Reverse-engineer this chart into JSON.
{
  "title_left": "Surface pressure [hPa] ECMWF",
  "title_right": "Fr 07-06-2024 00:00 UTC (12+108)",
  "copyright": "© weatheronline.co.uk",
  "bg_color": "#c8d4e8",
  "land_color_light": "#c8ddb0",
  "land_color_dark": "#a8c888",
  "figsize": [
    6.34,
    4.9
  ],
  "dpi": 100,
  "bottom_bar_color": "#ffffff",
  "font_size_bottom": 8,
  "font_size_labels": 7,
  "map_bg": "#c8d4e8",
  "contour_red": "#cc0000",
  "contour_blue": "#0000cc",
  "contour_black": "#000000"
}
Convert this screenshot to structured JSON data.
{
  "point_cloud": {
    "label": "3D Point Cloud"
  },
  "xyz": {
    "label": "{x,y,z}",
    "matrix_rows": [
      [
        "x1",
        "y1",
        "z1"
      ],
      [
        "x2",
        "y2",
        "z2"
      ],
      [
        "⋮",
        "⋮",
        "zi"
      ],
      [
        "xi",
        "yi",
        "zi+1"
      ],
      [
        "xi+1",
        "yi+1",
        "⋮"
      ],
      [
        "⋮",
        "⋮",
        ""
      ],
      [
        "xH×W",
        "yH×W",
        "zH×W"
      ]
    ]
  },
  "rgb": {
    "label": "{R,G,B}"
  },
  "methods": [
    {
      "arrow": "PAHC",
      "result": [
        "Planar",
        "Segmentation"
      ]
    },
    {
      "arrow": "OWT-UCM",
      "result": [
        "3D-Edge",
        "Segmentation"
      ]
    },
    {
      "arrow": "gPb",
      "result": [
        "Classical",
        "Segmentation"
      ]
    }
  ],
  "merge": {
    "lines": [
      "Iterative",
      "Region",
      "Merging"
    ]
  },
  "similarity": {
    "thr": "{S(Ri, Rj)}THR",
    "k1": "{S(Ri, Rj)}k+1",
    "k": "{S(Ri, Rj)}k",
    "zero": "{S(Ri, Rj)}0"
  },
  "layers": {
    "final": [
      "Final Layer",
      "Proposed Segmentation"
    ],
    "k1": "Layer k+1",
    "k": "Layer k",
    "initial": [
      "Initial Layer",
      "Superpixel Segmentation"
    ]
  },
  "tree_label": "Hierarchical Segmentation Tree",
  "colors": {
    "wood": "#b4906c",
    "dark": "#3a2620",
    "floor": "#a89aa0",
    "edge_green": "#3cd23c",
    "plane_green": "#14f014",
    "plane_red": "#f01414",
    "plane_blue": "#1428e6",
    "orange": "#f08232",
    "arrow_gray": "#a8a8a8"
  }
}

* * *

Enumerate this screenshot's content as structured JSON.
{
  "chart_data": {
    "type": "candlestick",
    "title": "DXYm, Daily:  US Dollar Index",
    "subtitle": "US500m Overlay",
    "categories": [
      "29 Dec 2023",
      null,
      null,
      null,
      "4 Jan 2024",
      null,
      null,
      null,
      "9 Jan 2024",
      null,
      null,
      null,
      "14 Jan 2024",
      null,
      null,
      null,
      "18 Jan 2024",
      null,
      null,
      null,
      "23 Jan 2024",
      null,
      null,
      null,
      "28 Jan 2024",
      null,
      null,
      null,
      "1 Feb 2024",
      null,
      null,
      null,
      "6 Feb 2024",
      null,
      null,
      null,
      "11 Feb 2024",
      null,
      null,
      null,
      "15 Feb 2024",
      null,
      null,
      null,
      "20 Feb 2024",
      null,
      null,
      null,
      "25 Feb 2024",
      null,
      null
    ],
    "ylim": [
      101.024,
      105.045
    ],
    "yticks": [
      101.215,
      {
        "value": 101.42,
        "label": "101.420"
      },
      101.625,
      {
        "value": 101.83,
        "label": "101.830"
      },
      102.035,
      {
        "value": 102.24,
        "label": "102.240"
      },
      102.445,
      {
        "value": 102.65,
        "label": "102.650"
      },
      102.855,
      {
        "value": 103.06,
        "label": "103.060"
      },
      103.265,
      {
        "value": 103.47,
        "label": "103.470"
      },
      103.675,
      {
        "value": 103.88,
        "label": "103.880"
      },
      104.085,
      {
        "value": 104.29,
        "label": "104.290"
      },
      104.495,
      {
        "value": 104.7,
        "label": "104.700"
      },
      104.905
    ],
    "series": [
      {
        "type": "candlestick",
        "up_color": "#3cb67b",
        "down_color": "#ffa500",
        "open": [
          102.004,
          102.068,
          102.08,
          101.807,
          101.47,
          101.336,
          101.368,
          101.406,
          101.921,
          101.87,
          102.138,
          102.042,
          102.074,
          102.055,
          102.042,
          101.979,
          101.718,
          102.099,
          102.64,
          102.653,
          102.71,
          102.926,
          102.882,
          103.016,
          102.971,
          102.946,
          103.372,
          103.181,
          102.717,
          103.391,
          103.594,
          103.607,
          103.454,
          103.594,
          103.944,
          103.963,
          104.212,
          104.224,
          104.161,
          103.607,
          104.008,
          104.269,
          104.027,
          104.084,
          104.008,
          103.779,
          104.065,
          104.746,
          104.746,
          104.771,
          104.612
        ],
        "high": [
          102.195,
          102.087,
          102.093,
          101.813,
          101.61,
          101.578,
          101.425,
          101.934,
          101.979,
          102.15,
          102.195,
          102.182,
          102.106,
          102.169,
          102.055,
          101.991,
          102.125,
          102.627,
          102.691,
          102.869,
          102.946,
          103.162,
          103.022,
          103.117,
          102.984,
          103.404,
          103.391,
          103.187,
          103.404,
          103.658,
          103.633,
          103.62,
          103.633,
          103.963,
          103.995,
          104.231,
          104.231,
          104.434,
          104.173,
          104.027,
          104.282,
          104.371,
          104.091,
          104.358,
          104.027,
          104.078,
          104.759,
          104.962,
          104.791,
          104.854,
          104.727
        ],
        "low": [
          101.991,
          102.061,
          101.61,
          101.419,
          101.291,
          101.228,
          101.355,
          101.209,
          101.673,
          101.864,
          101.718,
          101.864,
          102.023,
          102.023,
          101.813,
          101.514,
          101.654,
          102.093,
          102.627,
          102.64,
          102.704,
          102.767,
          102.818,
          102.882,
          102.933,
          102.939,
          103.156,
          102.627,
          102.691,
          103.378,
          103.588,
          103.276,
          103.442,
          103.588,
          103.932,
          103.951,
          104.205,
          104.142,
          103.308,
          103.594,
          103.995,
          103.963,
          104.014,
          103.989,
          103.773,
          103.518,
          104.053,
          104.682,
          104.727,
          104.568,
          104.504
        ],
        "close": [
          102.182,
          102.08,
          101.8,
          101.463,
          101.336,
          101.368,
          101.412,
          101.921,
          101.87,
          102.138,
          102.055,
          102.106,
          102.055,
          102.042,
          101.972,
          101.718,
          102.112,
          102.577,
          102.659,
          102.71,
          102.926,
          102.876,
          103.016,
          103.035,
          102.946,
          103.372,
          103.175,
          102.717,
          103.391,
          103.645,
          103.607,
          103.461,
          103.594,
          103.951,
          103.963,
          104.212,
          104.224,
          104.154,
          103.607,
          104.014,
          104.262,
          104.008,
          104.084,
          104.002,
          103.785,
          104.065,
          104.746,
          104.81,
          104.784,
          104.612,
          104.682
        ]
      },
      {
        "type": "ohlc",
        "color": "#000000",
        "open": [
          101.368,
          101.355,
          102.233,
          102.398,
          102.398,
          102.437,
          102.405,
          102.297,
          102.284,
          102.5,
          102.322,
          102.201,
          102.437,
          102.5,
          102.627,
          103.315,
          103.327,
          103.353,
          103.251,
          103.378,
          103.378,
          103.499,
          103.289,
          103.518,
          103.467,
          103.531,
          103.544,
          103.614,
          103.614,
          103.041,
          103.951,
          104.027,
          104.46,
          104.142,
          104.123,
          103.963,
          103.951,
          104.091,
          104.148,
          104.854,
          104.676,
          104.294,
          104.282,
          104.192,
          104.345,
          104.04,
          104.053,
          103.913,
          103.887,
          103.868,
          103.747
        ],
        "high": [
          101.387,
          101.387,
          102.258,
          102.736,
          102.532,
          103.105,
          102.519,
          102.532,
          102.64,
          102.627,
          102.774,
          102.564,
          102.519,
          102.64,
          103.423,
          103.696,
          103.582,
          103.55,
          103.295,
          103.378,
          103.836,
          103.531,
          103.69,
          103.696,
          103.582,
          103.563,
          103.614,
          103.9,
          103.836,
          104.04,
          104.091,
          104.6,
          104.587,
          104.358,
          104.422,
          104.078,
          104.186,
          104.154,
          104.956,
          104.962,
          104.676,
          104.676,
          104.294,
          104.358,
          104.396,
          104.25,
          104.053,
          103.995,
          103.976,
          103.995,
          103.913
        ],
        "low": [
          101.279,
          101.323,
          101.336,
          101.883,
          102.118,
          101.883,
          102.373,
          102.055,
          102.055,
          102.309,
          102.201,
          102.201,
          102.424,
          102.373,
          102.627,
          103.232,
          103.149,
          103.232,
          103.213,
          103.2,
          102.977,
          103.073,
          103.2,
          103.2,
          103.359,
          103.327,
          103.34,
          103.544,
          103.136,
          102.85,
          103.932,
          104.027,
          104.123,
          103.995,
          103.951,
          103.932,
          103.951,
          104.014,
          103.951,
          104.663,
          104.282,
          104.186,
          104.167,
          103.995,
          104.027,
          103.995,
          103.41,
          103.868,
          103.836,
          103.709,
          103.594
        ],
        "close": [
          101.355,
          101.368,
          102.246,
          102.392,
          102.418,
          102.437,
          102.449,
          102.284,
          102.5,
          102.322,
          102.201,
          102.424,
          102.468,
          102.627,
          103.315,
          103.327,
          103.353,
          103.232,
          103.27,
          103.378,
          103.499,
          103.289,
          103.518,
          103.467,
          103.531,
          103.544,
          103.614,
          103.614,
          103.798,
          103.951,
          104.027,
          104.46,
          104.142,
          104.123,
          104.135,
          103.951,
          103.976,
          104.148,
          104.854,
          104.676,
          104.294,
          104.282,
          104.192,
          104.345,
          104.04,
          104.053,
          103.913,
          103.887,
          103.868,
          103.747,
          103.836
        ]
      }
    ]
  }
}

...

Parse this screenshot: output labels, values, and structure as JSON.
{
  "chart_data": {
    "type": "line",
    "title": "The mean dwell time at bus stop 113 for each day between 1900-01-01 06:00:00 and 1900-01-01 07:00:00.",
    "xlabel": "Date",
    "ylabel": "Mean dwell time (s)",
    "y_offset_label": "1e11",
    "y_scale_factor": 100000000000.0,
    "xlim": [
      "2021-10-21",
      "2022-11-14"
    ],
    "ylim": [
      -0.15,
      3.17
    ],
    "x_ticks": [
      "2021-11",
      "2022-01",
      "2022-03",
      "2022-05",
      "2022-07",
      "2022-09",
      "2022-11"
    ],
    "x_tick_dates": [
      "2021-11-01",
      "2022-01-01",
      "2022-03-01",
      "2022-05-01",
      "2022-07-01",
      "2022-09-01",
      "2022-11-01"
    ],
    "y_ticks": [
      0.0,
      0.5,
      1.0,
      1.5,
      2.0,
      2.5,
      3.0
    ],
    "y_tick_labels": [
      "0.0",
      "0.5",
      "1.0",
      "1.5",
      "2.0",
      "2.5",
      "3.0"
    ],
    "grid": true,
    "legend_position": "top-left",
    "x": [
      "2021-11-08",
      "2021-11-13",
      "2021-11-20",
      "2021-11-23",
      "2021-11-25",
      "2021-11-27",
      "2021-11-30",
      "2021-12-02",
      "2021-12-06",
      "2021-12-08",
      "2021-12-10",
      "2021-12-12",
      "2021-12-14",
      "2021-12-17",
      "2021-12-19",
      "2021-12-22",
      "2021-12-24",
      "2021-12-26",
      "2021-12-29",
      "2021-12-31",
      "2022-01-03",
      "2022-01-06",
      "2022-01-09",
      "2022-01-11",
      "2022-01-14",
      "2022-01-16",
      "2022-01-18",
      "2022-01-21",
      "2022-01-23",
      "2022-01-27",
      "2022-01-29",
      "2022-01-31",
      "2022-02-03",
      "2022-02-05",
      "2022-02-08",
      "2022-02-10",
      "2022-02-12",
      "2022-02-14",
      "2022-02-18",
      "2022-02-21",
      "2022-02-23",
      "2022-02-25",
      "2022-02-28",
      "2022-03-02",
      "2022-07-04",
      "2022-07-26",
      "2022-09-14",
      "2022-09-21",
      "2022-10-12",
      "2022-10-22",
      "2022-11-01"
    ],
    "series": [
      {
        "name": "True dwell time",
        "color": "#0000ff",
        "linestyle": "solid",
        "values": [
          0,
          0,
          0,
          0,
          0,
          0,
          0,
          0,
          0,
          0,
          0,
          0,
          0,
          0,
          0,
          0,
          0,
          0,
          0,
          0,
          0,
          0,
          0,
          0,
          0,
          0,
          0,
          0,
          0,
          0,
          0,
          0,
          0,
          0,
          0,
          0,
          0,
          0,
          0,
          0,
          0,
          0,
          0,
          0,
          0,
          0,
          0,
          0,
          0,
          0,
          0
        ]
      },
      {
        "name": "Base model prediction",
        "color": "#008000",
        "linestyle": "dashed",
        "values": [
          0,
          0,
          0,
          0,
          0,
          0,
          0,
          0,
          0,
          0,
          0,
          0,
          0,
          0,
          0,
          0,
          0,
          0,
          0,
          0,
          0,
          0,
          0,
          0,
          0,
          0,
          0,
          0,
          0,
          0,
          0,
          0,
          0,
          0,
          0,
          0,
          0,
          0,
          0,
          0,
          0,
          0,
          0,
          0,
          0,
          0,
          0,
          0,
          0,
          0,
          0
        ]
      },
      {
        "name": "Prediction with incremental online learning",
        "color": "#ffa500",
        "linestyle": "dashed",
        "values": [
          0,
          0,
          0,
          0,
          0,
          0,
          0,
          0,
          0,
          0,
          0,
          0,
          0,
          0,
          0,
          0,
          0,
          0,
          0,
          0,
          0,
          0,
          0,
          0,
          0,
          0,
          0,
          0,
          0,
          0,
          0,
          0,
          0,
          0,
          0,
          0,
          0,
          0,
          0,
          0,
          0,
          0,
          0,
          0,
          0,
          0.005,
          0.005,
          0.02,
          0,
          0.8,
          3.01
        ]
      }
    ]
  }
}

THE PROBLEM —
Find how many lines in the records contain the string "name", then give the number alone.

EXERCISE OUTPUT —
3